__What is needed__: Retype the data that follows line by line, exactly, and leave its pictures out.

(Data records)
►

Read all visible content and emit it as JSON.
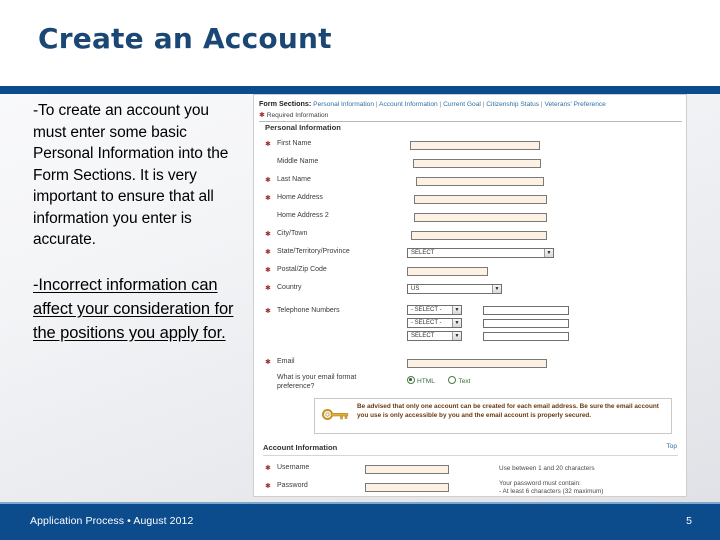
{
  "slide": {
    "title": "Create an Account",
    "accent_color": "#0c4c8d",
    "title_color": "#1b4775",
    "body": {
      "paragraph_1": "-To create an account you must enter some basic Personal Information into the Form Sections.  It is very important to ensure that all information you enter is accurate.",
      "paragraph_2": "-Incorrect information can affect your consideration for the positions you apply for."
    },
    "footer": {
      "text": "Application Process  •  August 2012",
      "page_number": "5"
    }
  },
  "screenshot": {
    "form_sections": {
      "label": "Form Sections:",
      "separator": "|",
      "links": [
        "Personal Information",
        "Account Information",
        "Current Goal",
        "Citizenship Status",
        "Veterans' Preference"
      ]
    },
    "required_note": "Required Information",
    "required_marker": "✱",
    "personal_section_title": "Personal Information",
    "account_section_title": "Account Information",
    "top_link": "Top",
    "personal_fields": [
      {
        "label": "First Name",
        "required": true,
        "control": "text"
      },
      {
        "label": "Middle Name",
        "required": false,
        "control": "text"
      },
      {
        "label": "Last Name",
        "required": true,
        "control": "text"
      },
      {
        "label": "Home Address",
        "required": true,
        "control": "text"
      },
      {
        "label": "Home Address 2",
        "required": false,
        "control": "text"
      },
      {
        "label": "City/Town",
        "required": true,
        "control": "text"
      },
      {
        "label": "State/Territory/Province",
        "required": true,
        "control": "select",
        "value": "SELECT"
      },
      {
        "label": "Postal/Zip Code",
        "required": true,
        "control": "text"
      },
      {
        "label": "Country",
        "required": true,
        "control": "select",
        "value": "US"
      },
      {
        "label": "Telephone Numbers",
        "required": true,
        "control": "phone"
      }
    ],
    "phone_rows": [
      {
        "select_value": "- SELECT -",
        "text_value": ""
      },
      {
        "select_value": "- SELECT -",
        "text_value": ""
      },
      {
        "select_value": "SELECT",
        "text_value": ""
      }
    ],
    "email_field": {
      "label": "Email",
      "required": true,
      "value": ""
    },
    "email_format": {
      "label": "What is your email format preference?",
      "options": [
        {
          "label": "HTML",
          "selected": true
        },
        {
          "label": "Text",
          "selected": false
        }
      ]
    },
    "notice": {
      "icon": "key-icon",
      "text": "Be advised that only one account can be created for each email address. Be sure the email account you use is only accessible by you and the email account is properly secured."
    },
    "account_fields": [
      {
        "label": "Username",
        "required": true,
        "value": "",
        "hint": "Use between 1 and 20 characters"
      },
      {
        "label": "Password",
        "required": true,
        "value": "",
        "hint": "Your password must contain:\n  - At least 6 characters (32 maximum)"
      }
    ]
  }
}
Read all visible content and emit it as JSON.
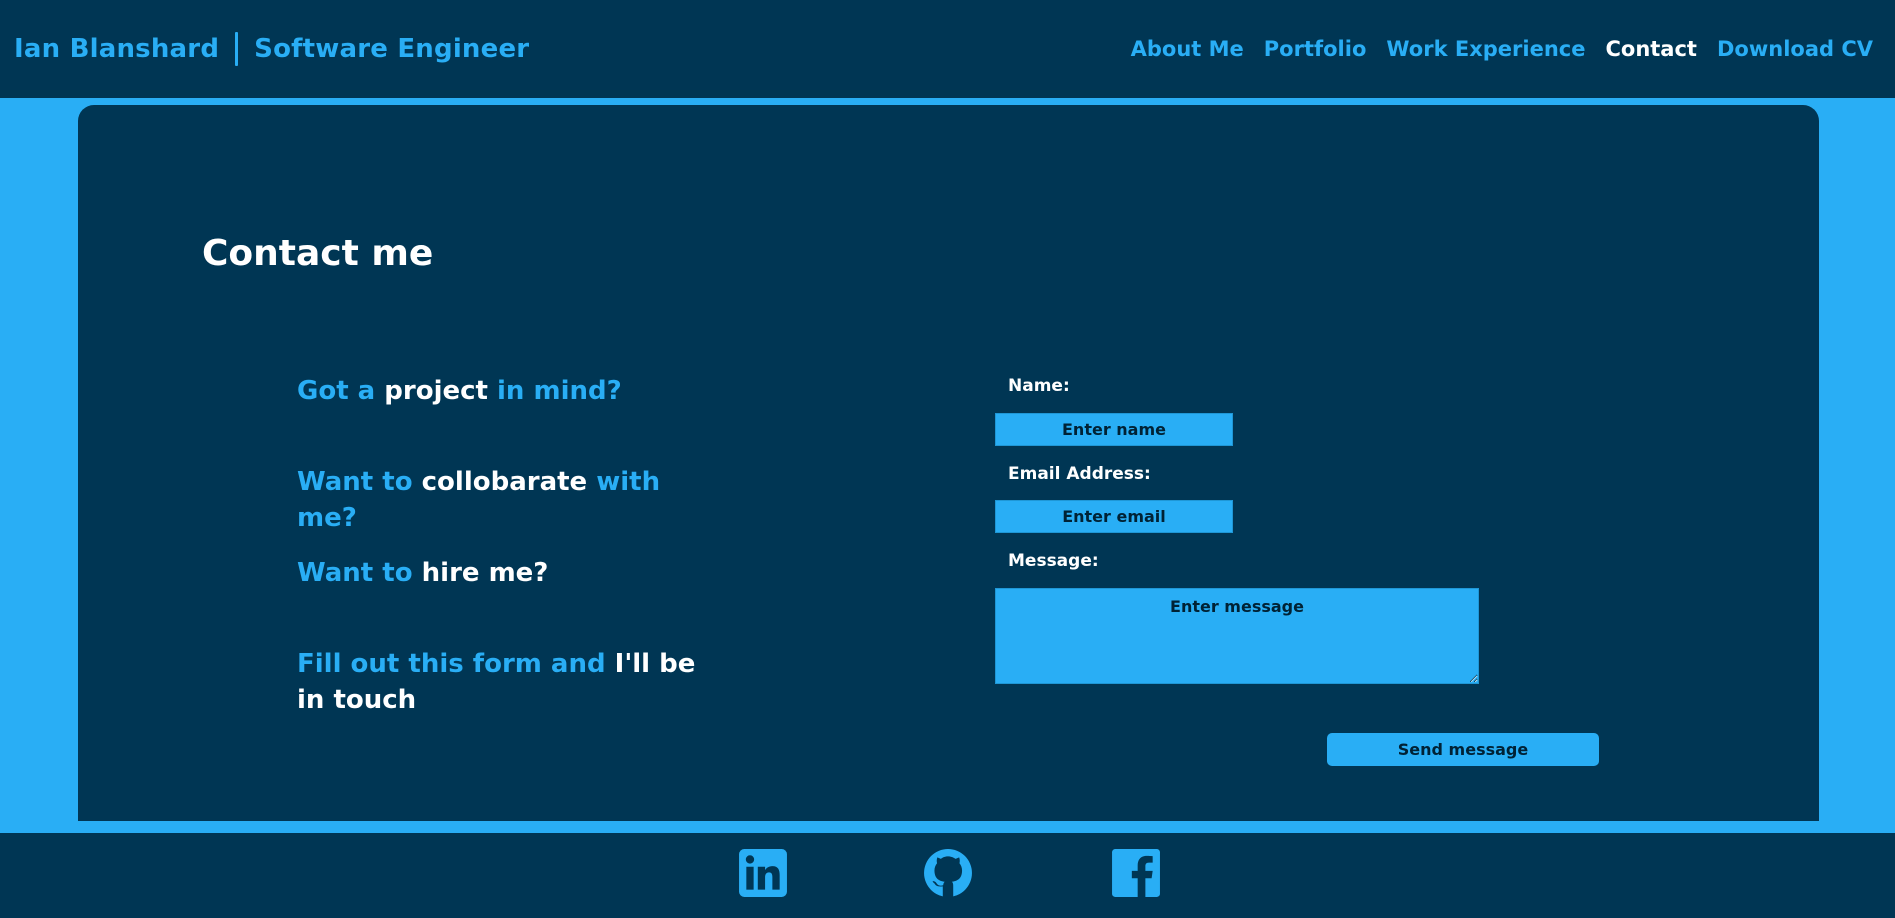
{
  "header": {
    "name": "Ian Blanshard",
    "role": "Software Engineer",
    "nav": [
      {
        "label": "About Me",
        "active": false
      },
      {
        "label": "Portfolio",
        "active": false
      },
      {
        "label": "Work Experience",
        "active": false
      },
      {
        "label": "Contact",
        "active": true
      },
      {
        "label": "Download CV",
        "active": false
      }
    ]
  },
  "main": {
    "title": "Contact me",
    "pitch": [
      {
        "a": "Got a ",
        "b": "project",
        "c": " in mind?"
      },
      {
        "a": "Want to ",
        "b": "collobarate",
        "c": " with me?"
      },
      {
        "a": "Want to ",
        "b": "hire me?",
        "c": ""
      },
      {
        "a": "Fill out this form and ",
        "b": "I'll be in touch",
        "c": ""
      }
    ]
  },
  "form": {
    "name_label": "Name:",
    "name_placeholder": "Enter name",
    "email_label": "Email Address:",
    "email_placeholder": "Enter email",
    "message_label": "Message:",
    "message_placeholder": "Enter message",
    "submit_label": "Send message"
  },
  "footer": {
    "icons": [
      "linkedin-icon",
      "github-icon",
      "facebook-icon"
    ]
  },
  "colors": {
    "navy": "#003654",
    "accent": "#29aef5",
    "text": "#ffffff"
  }
}
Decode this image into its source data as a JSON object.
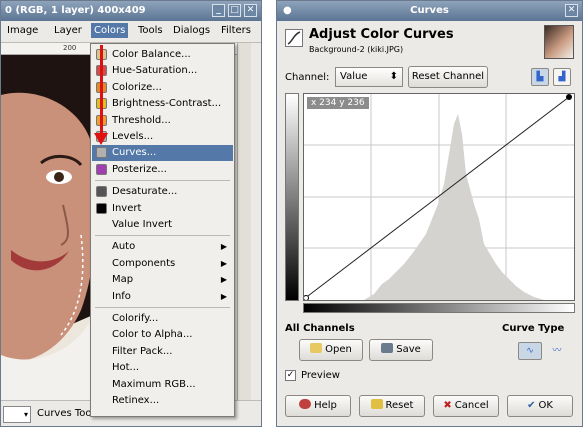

◄

__Worked answer__:
Read all visible content and emit it as JSON.
{
  "slide": {
    "title": "Create an Account",
    "accent_color": "#0c4c8d",
    "title_color": "#1b4775",
    "body": {
      "paragraph_1": "-To create an account you must enter some basic Personal Information into the Form Sections.  It is very important to ensure that all information you enter is accurate.",
      "paragraph_2": "-Incorrect information can affect your consideration for the positions you apply for."
    },
    "footer": {
      "text": "Application Process  •  August 2012",
      "page_number": "5"
    }
  },
  "screenshot": {
    "form_sections": {
      "label": "Form Sections:",
      "separator": "|",
      "links": [
        "Personal Information",
        "Account Information",
        "Current Goal",
        "Citizenship Status",
        "Veterans' Preference"
      ]
    },
    "required_note": "Required Information",
    "required_marker": "✱",
    "personal_section_title": "Personal Information",
    "account_section_title": "Account Information",
    "top_link": "Top",
    "personal_fields": [
      {
        "label": "First Name",
        "required": true,
        "control": "text"
      },
      {
        "label": "Middle Name",
        "required": false,
        "control": "text"
      },
      {
        "label": "Last Name",
        "required": true,
        "control": "text"
      },
      {
        "label": "Home Address",
        "required": true,
        "control": "text"
      },
      {
        "label": "Home Address 2",
        "required": false,
        "control": "text"
      },
      {
        "label": "City/Town",
        "required": true,
        "control": "text"
      },
      {
        "label": "State/Territory/Province",
        "required": true,
        "control": "select",
        "value": "SELECT"
      },
      {
        "label": "Postal/Zip Code",
        "required": true,
        "control": "text"
      },
      {
        "label": "Country",
        "required": true,
        "control": "select",
        "value": "US"
      },
      {
        "label": "Telephone Numbers",
        "required": true,
        "control": "phone"
      }
    ],
    "phone_rows": [
      {
        "select_value": "- SELECT -",
        "text_value": ""
      },
      {
        "select_value": "- SELECT -",
        "text_value": ""
      },
      {
        "select_value": "SELECT",
        "text_value": ""
      }
    ],
    "email_field": {
      "label": "Email",
      "required": true,
      "value": ""
    },
    "email_format": {
      "label": "What is your email format preference?",
      "options": [
        {
          "label": "HTML",
          "selected": true
        },
        {
          "label": "Text",
          "selected": false
        }
      ]
    },
    "notice": {
      "icon": "key-icon",
      "text": "Be advised that only one account can be created for each email address. Be sure the email account you use is only accessible by you and the email account is properly secured."
    },
    "account_fields": [
      {
        "label": "Username",
        "required": true,
        "value": "",
        "hint": "Use between 1 and 20 characters"
      },
      {
        "label": "Password",
        "required": true,
        "value": "",
        "hint": "Your password must contain:\n  - At least 6 characters (32 maximum)"
      }
    ]
  }
}
Read all visible content and emit it as JSON.
{
  "header": {
    "name": "Ian Blanshard",
    "role": "Software Engineer",
    "nav": [
      {
        "label": "About Me",
        "active": false
      },
      {
        "label": "Portfolio",
        "active": false
      },
      {
        "label": "Work Experience",
        "active": false
      },
      {
        "label": "Contact",
        "active": true
      },
      {
        "label": "Download CV",
        "active": false
      }
    ]
  },
  "main": {
    "title": "Contact me",
    "pitch": [
      {
        "a": "Got a ",
        "b": "project",
        "c": " in mind?"
      },
      {
        "a": "Want to ",
        "b": "collobarate",
        "c": " with me?"
      },
      {
        "a": "Want to ",
        "b": "hire me?",
        "c": ""
      },
      {
        "a": "Fill out this form and ",
        "b": "I'll be in touch",
        "c": ""
      }
    ]
  },
  "form": {
    "name_label": "Name:",
    "name_placeholder": "Enter name",
    "email_label": "Email Address:",
    "email_placeholder": "Enter email",
    "message_label": "Message:",
    "message_placeholder": "Enter message",
    "submit_label": "Send message"
  },
  "footer": {
    "icons": [
      "linkedin-icon",
      "github-icon",
      "facebook-icon"
    ]
  },
  "colors": {
    "navy": "#003654",
    "accent": "#29aef5",
    "text": "#ffffff"
  }
}
Decode this image into its source data as a JSON object.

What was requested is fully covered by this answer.